[PROBLEM TO WORK ON]: Pick out the lines in the listing below that contain the word "ylabel" and copy them.

(Figure collection entries)

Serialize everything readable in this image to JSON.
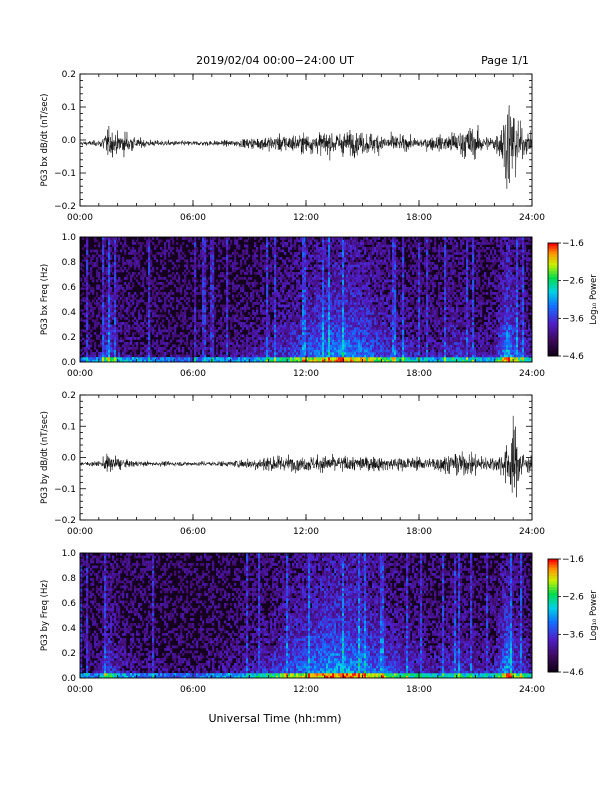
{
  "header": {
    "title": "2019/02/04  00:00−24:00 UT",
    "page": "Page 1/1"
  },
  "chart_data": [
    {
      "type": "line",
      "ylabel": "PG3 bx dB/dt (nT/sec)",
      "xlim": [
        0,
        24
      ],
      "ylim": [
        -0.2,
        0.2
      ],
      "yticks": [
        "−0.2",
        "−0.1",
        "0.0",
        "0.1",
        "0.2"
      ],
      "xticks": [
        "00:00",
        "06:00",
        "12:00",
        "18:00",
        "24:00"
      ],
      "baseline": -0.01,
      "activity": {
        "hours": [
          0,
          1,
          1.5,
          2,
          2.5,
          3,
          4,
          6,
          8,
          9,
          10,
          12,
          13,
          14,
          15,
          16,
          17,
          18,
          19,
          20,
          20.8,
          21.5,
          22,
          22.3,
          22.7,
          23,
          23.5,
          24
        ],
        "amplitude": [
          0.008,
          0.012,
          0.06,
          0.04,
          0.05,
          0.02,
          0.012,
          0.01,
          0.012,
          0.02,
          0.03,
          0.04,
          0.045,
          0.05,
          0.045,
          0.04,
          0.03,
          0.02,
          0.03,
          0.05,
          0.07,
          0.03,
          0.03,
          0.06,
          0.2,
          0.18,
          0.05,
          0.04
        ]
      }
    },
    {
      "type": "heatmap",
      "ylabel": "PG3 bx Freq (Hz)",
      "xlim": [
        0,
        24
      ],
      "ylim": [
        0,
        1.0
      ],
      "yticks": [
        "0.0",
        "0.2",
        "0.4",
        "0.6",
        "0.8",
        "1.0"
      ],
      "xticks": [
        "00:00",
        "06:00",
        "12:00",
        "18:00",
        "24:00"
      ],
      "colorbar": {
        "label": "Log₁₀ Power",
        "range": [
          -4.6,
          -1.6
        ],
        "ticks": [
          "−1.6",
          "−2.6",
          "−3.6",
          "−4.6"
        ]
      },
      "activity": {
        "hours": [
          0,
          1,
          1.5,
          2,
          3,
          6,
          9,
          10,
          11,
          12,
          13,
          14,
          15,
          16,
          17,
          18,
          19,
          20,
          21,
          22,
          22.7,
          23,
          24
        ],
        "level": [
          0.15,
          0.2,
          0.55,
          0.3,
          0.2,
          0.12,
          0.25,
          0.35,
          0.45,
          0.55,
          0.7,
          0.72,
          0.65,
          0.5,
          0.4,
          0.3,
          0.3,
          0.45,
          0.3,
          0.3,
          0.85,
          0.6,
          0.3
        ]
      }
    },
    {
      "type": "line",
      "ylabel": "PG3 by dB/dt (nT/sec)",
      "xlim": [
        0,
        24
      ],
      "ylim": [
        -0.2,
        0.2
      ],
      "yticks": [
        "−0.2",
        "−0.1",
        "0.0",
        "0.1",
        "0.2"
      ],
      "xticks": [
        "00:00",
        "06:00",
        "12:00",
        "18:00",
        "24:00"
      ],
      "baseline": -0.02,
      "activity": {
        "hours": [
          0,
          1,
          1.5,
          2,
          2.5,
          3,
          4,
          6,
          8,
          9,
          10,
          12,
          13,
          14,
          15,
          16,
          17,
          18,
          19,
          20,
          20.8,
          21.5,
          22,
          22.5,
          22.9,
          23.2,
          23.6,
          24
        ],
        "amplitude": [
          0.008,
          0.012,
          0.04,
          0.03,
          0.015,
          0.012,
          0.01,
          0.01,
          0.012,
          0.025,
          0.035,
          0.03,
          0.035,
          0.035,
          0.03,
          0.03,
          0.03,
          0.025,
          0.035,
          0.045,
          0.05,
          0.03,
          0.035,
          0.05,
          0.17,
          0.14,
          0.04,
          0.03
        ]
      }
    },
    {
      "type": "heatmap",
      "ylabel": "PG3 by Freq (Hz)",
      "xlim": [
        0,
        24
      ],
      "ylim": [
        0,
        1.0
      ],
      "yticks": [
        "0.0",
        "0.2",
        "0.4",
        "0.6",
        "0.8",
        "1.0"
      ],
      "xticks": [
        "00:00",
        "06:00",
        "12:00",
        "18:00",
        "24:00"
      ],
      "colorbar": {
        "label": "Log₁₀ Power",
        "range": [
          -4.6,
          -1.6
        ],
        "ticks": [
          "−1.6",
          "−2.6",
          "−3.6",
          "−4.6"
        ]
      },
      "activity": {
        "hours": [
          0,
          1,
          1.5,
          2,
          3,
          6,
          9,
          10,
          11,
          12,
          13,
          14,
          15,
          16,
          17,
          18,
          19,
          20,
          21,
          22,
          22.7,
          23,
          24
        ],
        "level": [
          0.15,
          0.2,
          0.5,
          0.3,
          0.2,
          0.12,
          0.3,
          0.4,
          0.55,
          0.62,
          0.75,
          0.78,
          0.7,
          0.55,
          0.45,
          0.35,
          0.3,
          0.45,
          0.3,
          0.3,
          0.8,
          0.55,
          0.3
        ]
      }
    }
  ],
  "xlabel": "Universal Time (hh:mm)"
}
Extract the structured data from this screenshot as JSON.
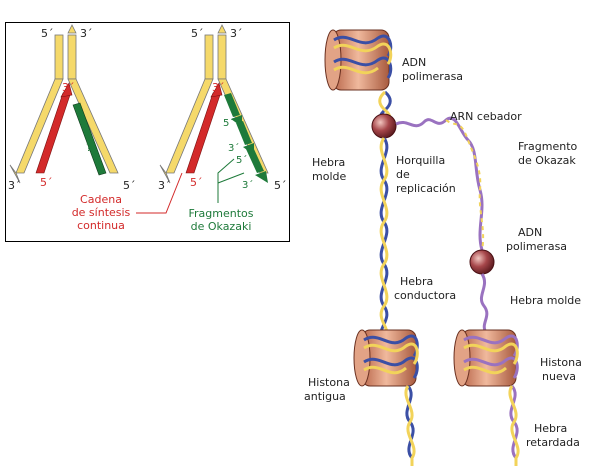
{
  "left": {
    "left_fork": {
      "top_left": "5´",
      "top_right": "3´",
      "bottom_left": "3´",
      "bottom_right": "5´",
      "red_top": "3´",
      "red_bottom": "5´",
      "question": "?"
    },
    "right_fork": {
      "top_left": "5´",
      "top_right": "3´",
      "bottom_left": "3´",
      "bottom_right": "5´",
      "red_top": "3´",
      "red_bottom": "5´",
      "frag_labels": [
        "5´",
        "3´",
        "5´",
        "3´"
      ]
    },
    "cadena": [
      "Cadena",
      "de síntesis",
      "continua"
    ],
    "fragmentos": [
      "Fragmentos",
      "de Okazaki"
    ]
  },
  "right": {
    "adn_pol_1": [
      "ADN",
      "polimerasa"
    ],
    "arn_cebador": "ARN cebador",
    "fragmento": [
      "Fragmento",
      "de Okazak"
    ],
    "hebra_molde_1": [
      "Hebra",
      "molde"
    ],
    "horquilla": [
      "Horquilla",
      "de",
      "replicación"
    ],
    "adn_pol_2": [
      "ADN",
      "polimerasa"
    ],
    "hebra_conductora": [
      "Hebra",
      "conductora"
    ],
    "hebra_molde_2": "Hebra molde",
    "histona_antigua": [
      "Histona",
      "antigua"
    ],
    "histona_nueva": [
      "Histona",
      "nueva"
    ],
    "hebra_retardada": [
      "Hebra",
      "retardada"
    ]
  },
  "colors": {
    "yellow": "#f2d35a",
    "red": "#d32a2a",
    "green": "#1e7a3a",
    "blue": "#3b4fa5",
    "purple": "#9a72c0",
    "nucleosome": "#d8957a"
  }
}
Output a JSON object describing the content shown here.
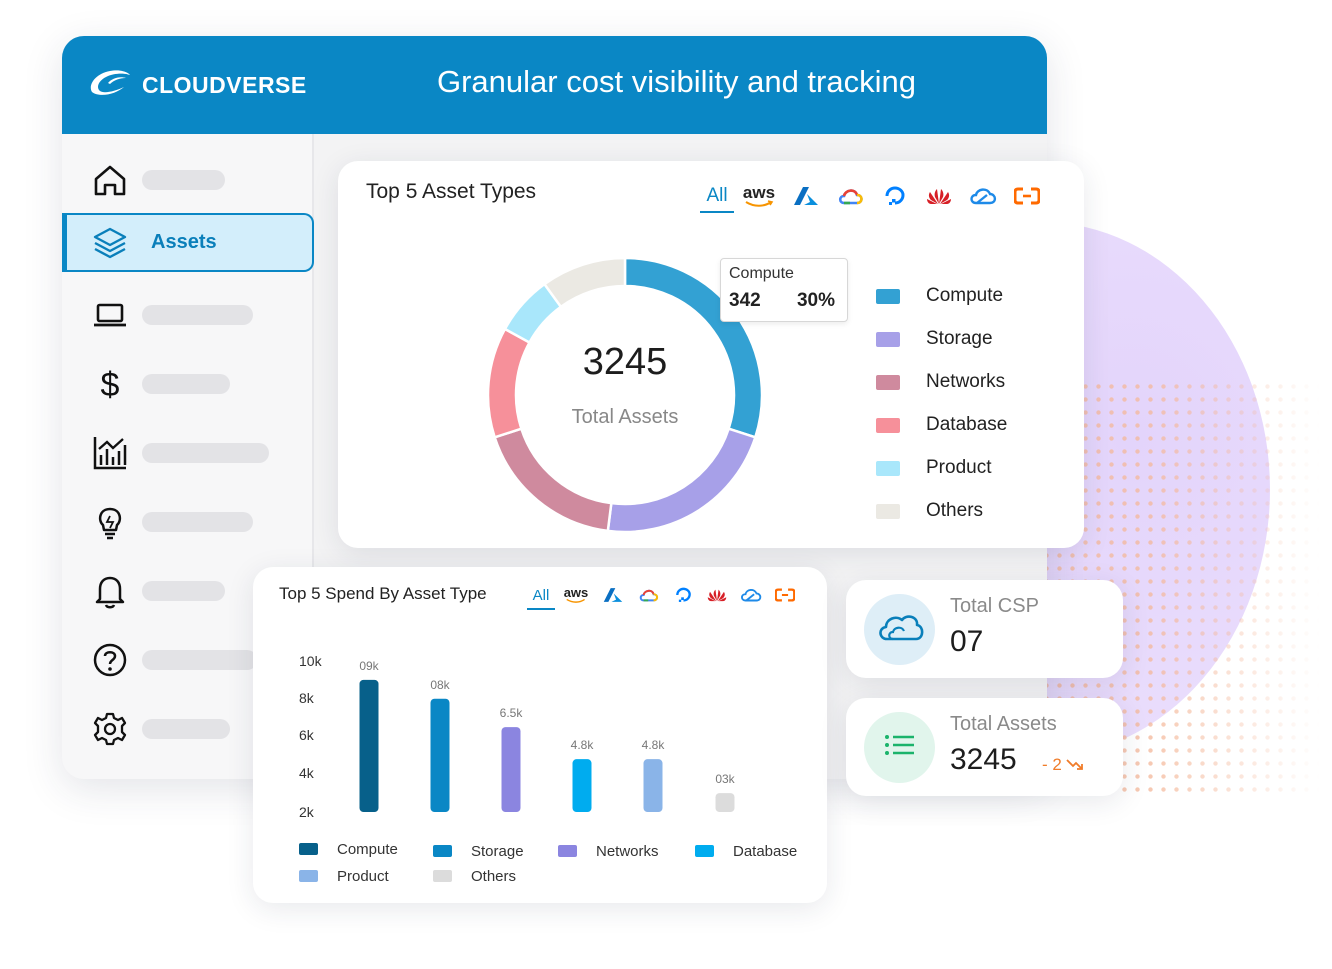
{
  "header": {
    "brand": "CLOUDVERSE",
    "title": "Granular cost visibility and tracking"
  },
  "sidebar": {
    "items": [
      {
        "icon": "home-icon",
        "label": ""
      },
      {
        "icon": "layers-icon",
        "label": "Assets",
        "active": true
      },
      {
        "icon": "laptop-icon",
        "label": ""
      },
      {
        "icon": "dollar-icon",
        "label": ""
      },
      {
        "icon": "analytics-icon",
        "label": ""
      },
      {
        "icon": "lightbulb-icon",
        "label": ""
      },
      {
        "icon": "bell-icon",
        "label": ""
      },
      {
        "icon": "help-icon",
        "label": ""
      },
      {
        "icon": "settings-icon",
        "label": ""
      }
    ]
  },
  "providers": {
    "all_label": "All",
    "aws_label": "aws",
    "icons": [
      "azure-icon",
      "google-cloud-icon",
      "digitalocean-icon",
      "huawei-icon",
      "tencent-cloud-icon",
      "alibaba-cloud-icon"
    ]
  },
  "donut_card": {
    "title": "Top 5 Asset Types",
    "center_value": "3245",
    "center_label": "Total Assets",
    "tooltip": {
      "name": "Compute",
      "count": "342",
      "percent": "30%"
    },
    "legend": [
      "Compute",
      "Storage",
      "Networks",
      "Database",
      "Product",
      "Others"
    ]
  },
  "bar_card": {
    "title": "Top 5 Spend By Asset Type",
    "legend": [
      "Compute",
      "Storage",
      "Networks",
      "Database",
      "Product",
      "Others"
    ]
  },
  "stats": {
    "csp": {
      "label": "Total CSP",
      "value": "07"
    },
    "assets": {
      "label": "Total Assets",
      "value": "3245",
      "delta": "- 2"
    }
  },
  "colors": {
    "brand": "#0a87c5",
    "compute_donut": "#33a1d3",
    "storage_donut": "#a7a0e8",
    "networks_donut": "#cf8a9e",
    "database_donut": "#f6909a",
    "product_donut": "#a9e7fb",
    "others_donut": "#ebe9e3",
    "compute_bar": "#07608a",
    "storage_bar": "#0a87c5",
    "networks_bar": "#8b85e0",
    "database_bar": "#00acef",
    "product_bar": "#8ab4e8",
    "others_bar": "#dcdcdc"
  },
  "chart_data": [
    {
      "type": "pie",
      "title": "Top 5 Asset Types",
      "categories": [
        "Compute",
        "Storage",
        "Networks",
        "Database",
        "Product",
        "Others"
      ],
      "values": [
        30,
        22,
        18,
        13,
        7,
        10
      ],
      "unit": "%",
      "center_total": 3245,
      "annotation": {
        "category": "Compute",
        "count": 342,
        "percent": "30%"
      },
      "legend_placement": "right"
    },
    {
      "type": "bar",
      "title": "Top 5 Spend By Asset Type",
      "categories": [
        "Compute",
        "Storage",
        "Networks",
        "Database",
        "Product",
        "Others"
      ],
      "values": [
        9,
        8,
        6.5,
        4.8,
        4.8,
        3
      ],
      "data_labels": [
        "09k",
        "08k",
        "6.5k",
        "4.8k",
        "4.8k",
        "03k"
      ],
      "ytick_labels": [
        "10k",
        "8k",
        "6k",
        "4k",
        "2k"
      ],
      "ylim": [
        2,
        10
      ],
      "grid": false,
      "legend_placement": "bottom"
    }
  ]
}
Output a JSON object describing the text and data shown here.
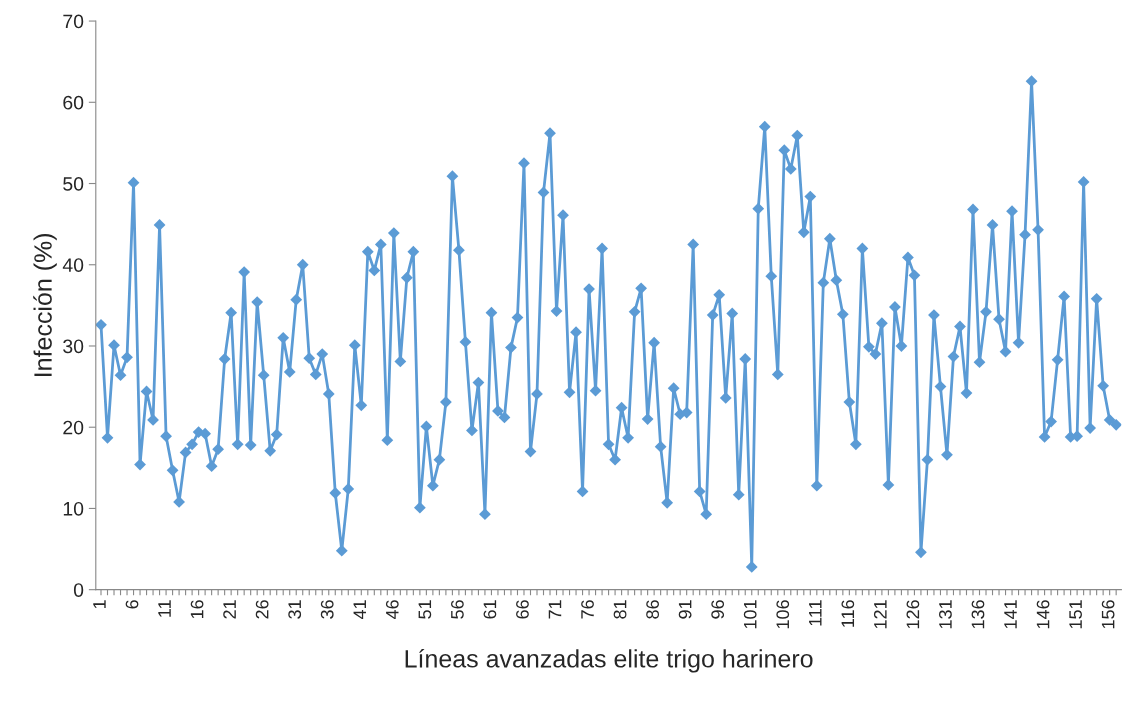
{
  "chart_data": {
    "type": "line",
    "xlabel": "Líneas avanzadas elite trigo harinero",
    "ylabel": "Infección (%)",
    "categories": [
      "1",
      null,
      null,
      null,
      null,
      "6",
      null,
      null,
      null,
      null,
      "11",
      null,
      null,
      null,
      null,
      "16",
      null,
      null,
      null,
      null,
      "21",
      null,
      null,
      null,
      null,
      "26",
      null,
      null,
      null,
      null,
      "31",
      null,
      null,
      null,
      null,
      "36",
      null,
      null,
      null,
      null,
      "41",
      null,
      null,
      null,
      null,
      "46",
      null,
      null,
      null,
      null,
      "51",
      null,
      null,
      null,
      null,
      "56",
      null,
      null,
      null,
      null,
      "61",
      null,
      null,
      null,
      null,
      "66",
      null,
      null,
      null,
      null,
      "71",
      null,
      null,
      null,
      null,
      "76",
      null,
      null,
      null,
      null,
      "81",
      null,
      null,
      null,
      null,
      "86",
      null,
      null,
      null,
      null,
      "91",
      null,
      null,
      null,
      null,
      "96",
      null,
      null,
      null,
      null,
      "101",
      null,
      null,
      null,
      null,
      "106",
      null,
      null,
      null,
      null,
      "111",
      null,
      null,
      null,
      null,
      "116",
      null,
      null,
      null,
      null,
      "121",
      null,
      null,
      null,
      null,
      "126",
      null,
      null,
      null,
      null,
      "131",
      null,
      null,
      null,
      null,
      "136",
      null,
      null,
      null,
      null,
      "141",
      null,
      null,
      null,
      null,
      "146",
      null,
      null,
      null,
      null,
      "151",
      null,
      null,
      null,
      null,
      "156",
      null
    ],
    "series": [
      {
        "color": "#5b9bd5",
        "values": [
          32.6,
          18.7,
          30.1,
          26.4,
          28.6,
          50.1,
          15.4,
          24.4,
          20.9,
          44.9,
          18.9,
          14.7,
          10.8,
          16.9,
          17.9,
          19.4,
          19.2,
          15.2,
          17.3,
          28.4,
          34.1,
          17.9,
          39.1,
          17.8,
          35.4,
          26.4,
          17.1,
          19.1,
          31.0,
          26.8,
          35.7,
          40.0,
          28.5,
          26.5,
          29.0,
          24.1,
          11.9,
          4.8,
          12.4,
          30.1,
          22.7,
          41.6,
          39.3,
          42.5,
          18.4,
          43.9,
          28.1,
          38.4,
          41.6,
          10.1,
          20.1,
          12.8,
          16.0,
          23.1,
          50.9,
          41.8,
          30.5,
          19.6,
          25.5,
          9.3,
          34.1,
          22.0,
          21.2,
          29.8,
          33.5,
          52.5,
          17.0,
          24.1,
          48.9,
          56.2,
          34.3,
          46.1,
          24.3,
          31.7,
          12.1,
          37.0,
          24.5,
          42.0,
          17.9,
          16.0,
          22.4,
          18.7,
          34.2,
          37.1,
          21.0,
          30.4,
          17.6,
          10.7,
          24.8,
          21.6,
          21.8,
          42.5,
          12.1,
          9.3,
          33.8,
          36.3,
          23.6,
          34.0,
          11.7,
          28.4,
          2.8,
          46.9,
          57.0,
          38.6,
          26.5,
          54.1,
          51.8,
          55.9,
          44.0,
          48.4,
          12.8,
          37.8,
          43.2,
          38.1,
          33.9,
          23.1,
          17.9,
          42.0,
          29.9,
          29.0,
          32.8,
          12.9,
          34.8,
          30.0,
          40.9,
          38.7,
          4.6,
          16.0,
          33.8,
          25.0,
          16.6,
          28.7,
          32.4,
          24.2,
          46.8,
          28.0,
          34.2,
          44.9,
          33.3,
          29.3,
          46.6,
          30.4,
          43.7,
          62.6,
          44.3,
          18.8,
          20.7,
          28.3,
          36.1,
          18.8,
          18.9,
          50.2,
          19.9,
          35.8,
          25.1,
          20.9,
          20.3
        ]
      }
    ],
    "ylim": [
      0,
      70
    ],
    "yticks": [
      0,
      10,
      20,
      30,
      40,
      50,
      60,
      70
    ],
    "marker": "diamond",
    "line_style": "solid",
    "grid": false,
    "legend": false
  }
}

[TASK ANSWER]:
      "ylabel": "PG3 bx dB/dt (nT/sec)",
      "ylabel": "PG3 bx Freq (Hz)",
      "ylabel": "PG3 by dB/dt (nT/sec)",
      "ylabel": "PG3 by Freq (Hz)",
    "ylabel": "Infección (%)",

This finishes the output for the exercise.